_Directions:_ Leave out the pictures and print precisely the lines from the line with "Read all visible content and emit it as JSON." to the final line of the entries, both ends included.
— START Material for the task —
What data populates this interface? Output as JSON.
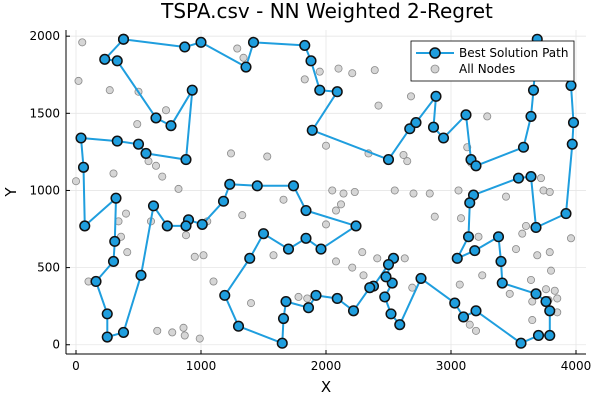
{
  "chart_data": {
    "type": "scatter",
    "title": "TSPA.csv - NN Weighted 2-Regret",
    "xlabel": "X",
    "ylabel": "Y",
    "xlim": [
      -80,
      4080
    ],
    "ylim": [
      -60,
      2040
    ],
    "xticks": [
      0,
      1000,
      2000,
      3000,
      4000
    ],
    "yticks": [
      0,
      500,
      1000,
      1500,
      2000
    ],
    "grid": true,
    "legend_position": "top-right",
    "series": [
      {
        "name": "Best Solution Path",
        "kind": "line-with-markers",
        "color": "#1f9ede",
        "closed": true,
        "points": [
          [
            380,
            1980
          ],
          [
            870,
            1930
          ],
          [
            1000,
            1960
          ],
          [
            1360,
            1800
          ],
          [
            1420,
            1960
          ],
          [
            1830,
            1940
          ],
          [
            1880,
            1840
          ],
          [
            1950,
            1650
          ],
          [
            2090,
            1640
          ],
          [
            1890,
            1390
          ],
          [
            2500,
            1200
          ],
          [
            2670,
            1400
          ],
          [
            2720,
            1440
          ],
          [
            2880,
            1610
          ],
          [
            2860,
            1410
          ],
          [
            2940,
            1340
          ],
          [
            3120,
            1490
          ],
          [
            3160,
            1200
          ],
          [
            3200,
            1160
          ],
          [
            3580,
            1280
          ],
          [
            3640,
            1480
          ],
          [
            3660,
            1650
          ],
          [
            3690,
            1980
          ],
          [
            3960,
            1680
          ],
          [
            3980,
            1440
          ],
          [
            3970,
            1300
          ],
          [
            3920,
            850
          ],
          [
            3680,
            760
          ],
          [
            3640,
            1090
          ],
          [
            3540,
            1080
          ],
          [
            3180,
            970
          ],
          [
            3150,
            920
          ],
          [
            3140,
            700
          ],
          [
            3050,
            560
          ],
          [
            3190,
            610
          ],
          [
            3380,
            700
          ],
          [
            3400,
            540
          ],
          [
            3410,
            400
          ],
          [
            3680,
            330
          ],
          [
            3760,
            280
          ],
          [
            3790,
            220
          ],
          [
            3790,
            60
          ],
          [
            3700,
            60
          ],
          [
            3560,
            10
          ],
          [
            3200,
            220
          ],
          [
            3100,
            180
          ],
          [
            3030,
            270
          ],
          [
            2760,
            430
          ],
          [
            2590,
            130
          ],
          [
            2520,
            200
          ],
          [
            2470,
            310
          ],
          [
            2530,
            400
          ],
          [
            2480,
            440
          ],
          [
            2540,
            560
          ],
          [
            2500,
            520
          ],
          [
            2380,
            380
          ],
          [
            2350,
            370
          ],
          [
            2220,
            220
          ],
          [
            2090,
            300
          ],
          [
            1920,
            320
          ],
          [
            1860,
            240
          ],
          [
            1680,
            280
          ],
          [
            1660,
            170
          ],
          [
            1650,
            10
          ],
          [
            1300,
            120
          ],
          [
            1190,
            320
          ],
          [
            1390,
            560
          ],
          [
            1500,
            720
          ],
          [
            1700,
            620
          ],
          [
            1840,
            690
          ],
          [
            1960,
            620
          ],
          [
            2240,
            770
          ],
          [
            1840,
            870
          ],
          [
            1740,
            1030
          ],
          [
            1450,
            1030
          ],
          [
            1230,
            1040
          ],
          [
            1180,
            930
          ],
          [
            1010,
            780
          ],
          [
            900,
            810
          ],
          [
            880,
            770
          ],
          [
            730,
            770
          ],
          [
            620,
            900
          ],
          [
            520,
            450
          ],
          [
            380,
            80
          ],
          [
            250,
            50
          ],
          [
            250,
            200
          ],
          [
            160,
            410
          ],
          [
            300,
            540
          ],
          [
            310,
            670
          ],
          [
            320,
            950
          ],
          [
            70,
            770
          ],
          [
            60,
            1150
          ],
          [
            40,
            1340
          ],
          [
            330,
            1320
          ],
          [
            500,
            1300
          ],
          [
            560,
            1240
          ],
          [
            880,
            1200
          ],
          [
            930,
            1650
          ],
          [
            760,
            1420
          ],
          [
            640,
            1470
          ],
          [
            330,
            1840
          ],
          [
            230,
            1850
          ],
          [
            380,
            1980
          ]
        ]
      },
      {
        "name": "All Nodes",
        "kind": "scatter",
        "color": "#c8c8c8",
        "points": [
          [
            50,
            1960
          ],
          [
            20,
            1710
          ],
          [
            270,
            1650
          ],
          [
            500,
            1640
          ],
          [
            720,
            1520
          ],
          [
            490,
            1430
          ],
          [
            300,
            1110
          ],
          [
            690,
            1090
          ],
          [
            640,
            1160
          ],
          [
            580,
            1190
          ],
          [
            820,
            1010
          ],
          [
            730,
            780
          ],
          [
            880,
            710
          ],
          [
            1020,
            580
          ],
          [
            950,
            570
          ],
          [
            1240,
            1240
          ],
          [
            1530,
            1220
          ],
          [
            1330,
            840
          ],
          [
            1660,
            940
          ],
          [
            1580,
            580
          ],
          [
            1780,
            310
          ],
          [
            1850,
            300
          ],
          [
            1400,
            270
          ],
          [
            1100,
            410
          ],
          [
            860,
            110
          ],
          [
            770,
            80
          ],
          [
            650,
            90
          ],
          [
            990,
            40
          ],
          [
            870,
            60
          ],
          [
            410,
            600
          ],
          [
            340,
            800
          ],
          [
            600,
            800
          ],
          [
            0,
            1060
          ],
          [
            100,
            410
          ],
          [
            1290,
            1920
          ],
          [
            1340,
            1860
          ],
          [
            1830,
            1720
          ],
          [
            2100,
            1790
          ],
          [
            2210,
            1760
          ],
          [
            2390,
            1780
          ],
          [
            2420,
            1550
          ],
          [
            2000,
            1290
          ],
          [
            2340,
            1240
          ],
          [
            2620,
            1230
          ],
          [
            2680,
            1610
          ],
          [
            2700,
            1430
          ],
          [
            2650,
            1190
          ],
          [
            2700,
            980
          ],
          [
            2550,
            1000
          ],
          [
            2830,
            980
          ],
          [
            2870,
            830
          ],
          [
            2230,
            990
          ],
          [
            2120,
            910
          ],
          [
            2080,
            870
          ],
          [
            2080,
            540
          ],
          [
            2210,
            500
          ],
          [
            2290,
            600
          ],
          [
            2300,
            450
          ],
          [
            2410,
            560
          ],
          [
            2630,
            560
          ],
          [
            2690,
            370
          ],
          [
            2760,
            420
          ],
          [
            3160,
            1180
          ],
          [
            3290,
            1480
          ],
          [
            3130,
            1280
          ],
          [
            3060,
            1000
          ],
          [
            3080,
            820
          ],
          [
            3440,
            960
          ],
          [
            3570,
            720
          ],
          [
            3720,
            1080
          ],
          [
            3740,
            1000
          ],
          [
            3790,
            990
          ],
          [
            3600,
            770
          ],
          [
            3690,
            580
          ],
          [
            3640,
            420
          ],
          [
            3650,
            280
          ],
          [
            3650,
            160
          ],
          [
            3760,
            360
          ],
          [
            3850,
            210
          ],
          [
            3850,
            300
          ],
          [
            3780,
            290
          ],
          [
            3800,
            480
          ],
          [
            3790,
            600
          ],
          [
            3960,
            690
          ],
          [
            3470,
            330
          ],
          [
            3250,
            450
          ],
          [
            3070,
            390
          ],
          [
            3520,
            620
          ],
          [
            3220,
            700
          ],
          [
            3830,
            350
          ],
          [
            2140,
            980
          ],
          [
            1950,
            1770
          ],
          [
            2050,
            1000
          ],
          [
            3150,
            130
          ],
          [
            3200,
            90
          ],
          [
            2000,
            780
          ],
          [
            1050,
            800
          ],
          [
            360,
            700
          ],
          [
            400,
            850
          ]
        ]
      }
    ]
  }
}
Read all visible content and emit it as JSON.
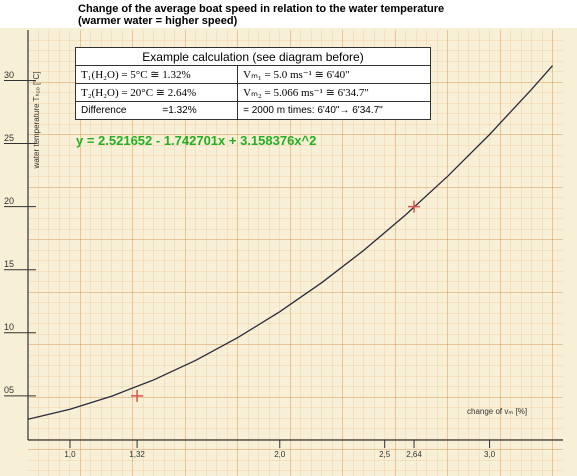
{
  "chart_data": {
    "type": "line",
    "title": "Change of the average boat speed in relation to the water temperature",
    "subtitle": "(warmer water = higher speed)",
    "xlabel": "change of vₘ [%]",
    "ylabel": "water temperature Tₕ₂ₒ [°C]",
    "xlim": [
      0.8,
      3.35
    ],
    "ylim": [
      1.5,
      34
    ],
    "xticks": [
      {
        "value": 1.0,
        "label": "1,0"
      },
      {
        "value": 1.32,
        "label": "1,32"
      },
      {
        "value": 2.0,
        "label": "2,0"
      },
      {
        "value": 2.5,
        "label": "2,5"
      },
      {
        "value": 2.64,
        "label": "2,64"
      },
      {
        "value": 3.0,
        "label": "3,0"
      }
    ],
    "yticks": [
      {
        "value": 5,
        "label": "05"
      },
      10,
      15,
      20,
      25,
      30
    ],
    "grid": true,
    "curve": {
      "color": "#2a2a40",
      "x": [
        0.8,
        1.0,
        1.2,
        1.4,
        1.6,
        1.8,
        2.0,
        2.2,
        2.4,
        2.6,
        2.8,
        3.0,
        3.2,
        3.3
      ],
      "y": [
        3.15,
        3.94,
        4.98,
        6.27,
        7.82,
        9.62,
        11.67,
        13.97,
        16.53,
        19.34,
        22.4,
        25.72,
        29.29,
        31.17
      ]
    },
    "points": {
      "color": "#d9534f",
      "x": [
        1.32,
        2.64
      ],
      "y": [
        5,
        20
      ]
    },
    "equation": "y = 2.521652 - 1.742701x + 3.158376x^2",
    "equation_color": "#22b022",
    "table": {
      "header": "Example calculation (see diagram before)",
      "rows": [
        [
          "T₁(H₂O) = 5°C ≅ 1.32%",
          "Vₘ₁ = 5.0 ms⁻¹ ≅ 6'40\""
        ],
        [
          "T₂(H₂O) = 20°C ≅ 2.64%",
          "Vₘ₂ = 5.066 ms⁻¹ ≅ 6'34.7\""
        ],
        [
          "Difference",
          "=1.32%",
          "= 2000 m times: 6'40\"→ 6'34.7\""
        ]
      ]
    }
  }
}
— END Material for the task —
_Reply:_
Read all visible content and emit it as JSON.
{
  "chart_data": {
    "type": "line",
    "title": "Change of the average boat speed in relation to the water temperature",
    "subtitle": "(warmer water = higher speed)",
    "xlabel": "change of vₘ [%]",
    "ylabel": "water temperature Tₕ₂ₒ [°C]",
    "xlim": [
      0.8,
      3.35
    ],
    "ylim": [
      1.5,
      34
    ],
    "xticks": [
      {
        "value": 1.0,
        "label": "1,0"
      },
      {
        "value": 1.32,
        "label": "1,32"
      },
      {
        "value": 2.0,
        "label": "2,0"
      },
      {
        "value": 2.5,
        "label": "2,5"
      },
      {
        "value": 2.64,
        "label": "2,64"
      },
      {
        "value": 3.0,
        "label": "3,0"
      }
    ],
    "yticks": [
      {
        "value": 5,
        "label": "05"
      },
      10,
      15,
      20,
      25,
      30
    ],
    "grid": true,
    "curve": {
      "color": "#2a2a40",
      "x": [
        0.8,
        1.0,
        1.2,
        1.4,
        1.6,
        1.8,
        2.0,
        2.2,
        2.4,
        2.6,
        2.8,
        3.0,
        3.2,
        3.3
      ],
      "y": [
        3.15,
        3.94,
        4.98,
        6.27,
        7.82,
        9.62,
        11.67,
        13.97,
        16.53,
        19.34,
        22.4,
        25.72,
        29.29,
        31.17
      ]
    },
    "points": {
      "color": "#d9534f",
      "x": [
        1.32,
        2.64
      ],
      "y": [
        5,
        20
      ]
    },
    "equation": "y = 2.521652 - 1.742701x + 3.158376x^2",
    "equation_color": "#22b022",
    "table": {
      "header": "Example calculation (see diagram before)",
      "rows": [
        [
          "T₁(H₂O) = 5°C ≅ 1.32%",
          "Vₘ₁ = 5.0 ms⁻¹ ≅ 6'40\""
        ],
        [
          "T₂(H₂O) = 20°C ≅ 2.64%",
          "Vₘ₂ = 5.066 ms⁻¹ ≅ 6'34.7\""
        ],
        [
          "Difference",
          "=1.32%",
          "= 2000 m times: 6'40\"→ 6'34.7\""
        ]
      ]
    }
  }
}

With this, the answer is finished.